What is asked
Each record is to be transcribed exactly.

Items from a figure collection
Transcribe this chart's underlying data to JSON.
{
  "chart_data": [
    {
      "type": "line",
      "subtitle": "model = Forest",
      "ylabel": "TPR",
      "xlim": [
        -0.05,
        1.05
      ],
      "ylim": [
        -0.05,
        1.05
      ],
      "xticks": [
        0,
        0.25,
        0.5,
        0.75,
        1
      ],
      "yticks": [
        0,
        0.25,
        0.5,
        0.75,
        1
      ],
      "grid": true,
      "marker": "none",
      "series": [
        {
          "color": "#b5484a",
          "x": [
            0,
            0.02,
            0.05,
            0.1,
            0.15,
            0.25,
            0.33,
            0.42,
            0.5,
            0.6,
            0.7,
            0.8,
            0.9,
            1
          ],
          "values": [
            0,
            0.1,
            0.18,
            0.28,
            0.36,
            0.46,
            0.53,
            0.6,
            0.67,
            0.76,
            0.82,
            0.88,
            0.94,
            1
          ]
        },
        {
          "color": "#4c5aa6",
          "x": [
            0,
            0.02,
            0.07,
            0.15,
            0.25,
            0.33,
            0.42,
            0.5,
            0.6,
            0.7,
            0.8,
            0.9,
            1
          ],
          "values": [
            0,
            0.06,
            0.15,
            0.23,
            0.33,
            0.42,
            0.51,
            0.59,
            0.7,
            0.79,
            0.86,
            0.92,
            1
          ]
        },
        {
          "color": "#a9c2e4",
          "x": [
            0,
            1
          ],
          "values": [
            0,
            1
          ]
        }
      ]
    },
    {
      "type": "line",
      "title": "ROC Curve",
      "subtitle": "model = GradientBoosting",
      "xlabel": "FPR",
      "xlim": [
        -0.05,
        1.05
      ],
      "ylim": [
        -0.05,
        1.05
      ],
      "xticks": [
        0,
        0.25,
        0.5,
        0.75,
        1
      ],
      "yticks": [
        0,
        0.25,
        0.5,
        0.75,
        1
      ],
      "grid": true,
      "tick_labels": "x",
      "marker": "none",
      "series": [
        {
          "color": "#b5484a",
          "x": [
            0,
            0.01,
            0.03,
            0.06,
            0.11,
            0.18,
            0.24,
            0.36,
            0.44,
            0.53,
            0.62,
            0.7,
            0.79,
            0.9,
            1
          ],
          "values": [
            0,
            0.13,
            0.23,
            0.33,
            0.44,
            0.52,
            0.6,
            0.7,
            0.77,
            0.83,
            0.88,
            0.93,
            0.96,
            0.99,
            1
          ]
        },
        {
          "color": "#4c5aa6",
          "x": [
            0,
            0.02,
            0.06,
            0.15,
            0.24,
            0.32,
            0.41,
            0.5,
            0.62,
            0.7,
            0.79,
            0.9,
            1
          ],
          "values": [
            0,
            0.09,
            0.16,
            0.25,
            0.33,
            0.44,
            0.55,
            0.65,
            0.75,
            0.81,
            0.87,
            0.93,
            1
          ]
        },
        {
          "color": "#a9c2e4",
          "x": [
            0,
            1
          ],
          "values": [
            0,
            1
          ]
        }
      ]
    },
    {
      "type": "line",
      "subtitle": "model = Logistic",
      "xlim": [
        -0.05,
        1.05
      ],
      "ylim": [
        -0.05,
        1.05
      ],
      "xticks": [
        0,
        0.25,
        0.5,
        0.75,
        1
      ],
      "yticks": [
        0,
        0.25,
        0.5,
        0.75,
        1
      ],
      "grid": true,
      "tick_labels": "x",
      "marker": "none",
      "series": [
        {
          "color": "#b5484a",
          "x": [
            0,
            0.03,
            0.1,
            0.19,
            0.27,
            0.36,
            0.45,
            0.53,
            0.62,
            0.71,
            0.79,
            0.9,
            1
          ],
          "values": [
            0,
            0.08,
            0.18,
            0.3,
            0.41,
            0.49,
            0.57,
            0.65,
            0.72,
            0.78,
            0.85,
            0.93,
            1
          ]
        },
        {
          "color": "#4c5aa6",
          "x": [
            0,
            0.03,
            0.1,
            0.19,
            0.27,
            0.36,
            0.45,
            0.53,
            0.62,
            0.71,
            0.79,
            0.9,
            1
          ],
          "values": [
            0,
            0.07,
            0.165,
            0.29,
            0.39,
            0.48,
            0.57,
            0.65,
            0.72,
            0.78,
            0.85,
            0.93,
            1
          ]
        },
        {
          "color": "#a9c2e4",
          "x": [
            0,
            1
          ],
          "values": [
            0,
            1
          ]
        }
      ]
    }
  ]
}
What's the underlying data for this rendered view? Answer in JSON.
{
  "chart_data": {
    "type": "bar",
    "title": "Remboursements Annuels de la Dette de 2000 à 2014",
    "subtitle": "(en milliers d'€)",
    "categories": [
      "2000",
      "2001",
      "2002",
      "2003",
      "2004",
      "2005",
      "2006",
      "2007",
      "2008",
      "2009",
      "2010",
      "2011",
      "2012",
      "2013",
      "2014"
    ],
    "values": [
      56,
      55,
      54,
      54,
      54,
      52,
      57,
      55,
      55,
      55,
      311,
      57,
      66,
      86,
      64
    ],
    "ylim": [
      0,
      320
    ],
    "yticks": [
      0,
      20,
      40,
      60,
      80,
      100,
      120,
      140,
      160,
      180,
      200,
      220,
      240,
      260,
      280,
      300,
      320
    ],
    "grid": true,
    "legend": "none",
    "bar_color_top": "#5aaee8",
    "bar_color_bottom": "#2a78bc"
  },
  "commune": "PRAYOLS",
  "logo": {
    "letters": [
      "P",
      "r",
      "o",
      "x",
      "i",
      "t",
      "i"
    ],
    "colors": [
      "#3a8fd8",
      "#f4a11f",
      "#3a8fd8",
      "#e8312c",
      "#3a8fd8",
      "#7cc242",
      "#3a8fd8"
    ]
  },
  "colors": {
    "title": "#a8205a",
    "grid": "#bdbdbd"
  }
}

Solved problem
Transcribe this chart's underlying data to JSON.
{
  "chart_data": [
    {
      "type": "line",
      "subtitle": "model = Forest",
      "ylabel": "TPR",
      "xlim": [
        -0.05,
        1.05
      ],
      "ylim": [
        -0.05,
        1.05
      ],
      "xticks": [
        0,
        0.25,
        0.5,
        0.75,
        1
      ],
      "yticks": [
        0,
        0.25,
        0.5,
        0.75,
        1
      ],
      "grid": true,
      "marker": "none",
      "series": [
        {
          "color": "#b5484a",
          "x": [
            0,
            0.02,
            0.05,
            0.1,
            0.15,
            0.25,
            0.33,
            0.42,
            0.5,
            0.6,
            0.7,
            0.8,
            0.9,
            1
          ],
          "values": [
            0,
            0.1,
            0.18,
            0.28,
            0.36,
            0.46,
            0.53,
            0.6,
            0.67,
            0.76,
            0.82,
            0.88,
            0.94,
            1
          ]
        },
        {
          "color": "#4c5aa6",
          "x": [
            0,
            0.02,
            0.07,
            0.15,
            0.25,
            0.33,
            0.42,
            0.5,
            0.6,
            0.7,
            0.8,
            0.9,
            1
          ],
          "values": [
            0,
            0.06,
            0.15,
            0.23,
            0.33,
            0.42,
            0.51,
            0.59,
            0.7,
            0.79,
            0.86,
            0.92,
            1
          ]
        },
        {
          "color": "#a9c2e4",
          "x": [
            0,
            1
          ],
          "values": [
            0,
            1
          ]
        }
      ]
    },
    {
      "type": "line",
      "title": "ROC Curve",
      "subtitle": "model = GradientBoosting",
      "xlabel": "FPR",
      "xlim": [
        -0.05,
        1.05
      ],
      "ylim": [
        -0.05,
        1.05
      ],
      "xticks": [
        0,
        0.25,
        0.5,
        0.75,
        1
      ],
      "yticks": [
        0,
        0.25,
        0.5,
        0.75,
        1
      ],
      "grid": true,
      "tick_labels": "x",
      "marker": "none",
      "series": [
        {
          "color": "#b5484a",
          "x": [
            0,
            0.01,
            0.03,
            0.06,
            0.11,
            0.18,
            0.24,
            0.36,
            0.44,
            0.53,
            0.62,
            0.7,
            0.79,
            0.9,
            1
          ],
          "values": [
            0,
            0.13,
            0.23,
            0.33,
            0.44,
            0.52,
            0.6,
            0.7,
            0.77,
            0.83,
            0.88,
            0.93,
            0.96,
            0.99,
            1
          ]
        },
        {
          "color": "#4c5aa6",
          "x": [
            0,
            0.02,
            0.06,
            0.15,
            0.24,
            0.32,
            0.41,
            0.5,
            0.62,
            0.7,
            0.79,
            0.9,
            1
          ],
          "values": [
            0,
            0.09,
            0.16,
            0.25,
            0.33,
            0.44,
            0.55,
            0.65,
            0.75,
            0.81,
            0.87,
            0.93,
            1
          ]
        },
        {
          "color": "#a9c2e4",
          "x": [
            0,
            1
          ],
          "values": [
            0,
            1
          ]
        }
      ]
    },
    {
      "type": "line",
      "subtitle": "model = Logistic",
      "xlim": [
        -0.05,
        1.05
      ],
      "ylim": [
        -0.05,
        1.05
      ],
      "xticks": [
        0,
        0.25,
        0.5,
        0.75,
        1
      ],
      "yticks": [
        0,
        0.25,
        0.5,
        0.75,
        1
      ],
      "grid": true,
      "tick_labels": "x",
      "marker": "none",
      "series": [
        {
          "color": "#b5484a",
          "x": [
            0,
            0.03,
            0.1,
            0.19,
            0.27,
            0.36,
            0.45,
            0.53,
            0.62,
            0.71,
            0.79,
            0.9,
            1
          ],
          "values": [
            0,
            0.08,
            0.18,
            0.3,
            0.41,
            0.49,
            0.57,
            0.65,
            0.72,
            0.78,
            0.85,
            0.93,
            1
          ]
        },
        {
          "color": "#4c5aa6",
          "x": [
            0,
            0.03,
            0.1,
            0.19,
            0.27,
            0.36,
            0.45,
            0.53,
            0.62,
            0.71,
            0.79,
            0.9,
            1
          ],
          "values": [
            0,
            0.07,
            0.165,
            0.29,
            0.39,
            0.48,
            0.57,
            0.65,
            0.72,
            0.78,
            0.85,
            0.93,
            1
          ]
        },
        {
          "color": "#a9c2e4",
          "x": [
            0,
            1
          ],
          "values": [
            0,
            1
          ]
        }
      ]
    }
  ]
}
What's the underlying data for this rendered view? Answer in JSON.
{
  "chart_data": {
    "type": "bar",
    "title": "Remboursements Annuels de la Dette de 2000 à 2014",
    "subtitle": "(en milliers d'€)",
    "categories": [
      "2000",
      "2001",
      "2002",
      "2003",
      "2004",
      "2005",
      "2006",
      "2007",
      "2008",
      "2009",
      "2010",
      "2011",
      "2012",
      "2013",
      "2014"
    ],
    "values": [
      56,
      55,
      54,
      54,
      54,
      52,
      57,
      55,
      55,
      55,
      311,
      57,
      66,
      86,
      64
    ],
    "ylim": [
      0,
      320
    ],
    "yticks": [
      0,
      20,
      40,
      60,
      80,
      100,
      120,
      140,
      160,
      180,
      200,
      220,
      240,
      260,
      280,
      300,
      320
    ],
    "grid": true,
    "legend": "none",
    "bar_color_top": "#5aaee8",
    "bar_color_bottom": "#2a78bc"
  },
  "commune": "PRAYOLS",
  "logo": {
    "letters": [
      "P",
      "r",
      "o",
      "x",
      "i",
      "t",
      "i"
    ],
    "colors": [
      "#3a8fd8",
      "#f4a11f",
      "#3a8fd8",
      "#e8312c",
      "#3a8fd8",
      "#7cc242",
      "#3a8fd8"
    ]
  },
  "colors": {
    "title": "#a8205a",
    "grid": "#bdbdbd"
  }
}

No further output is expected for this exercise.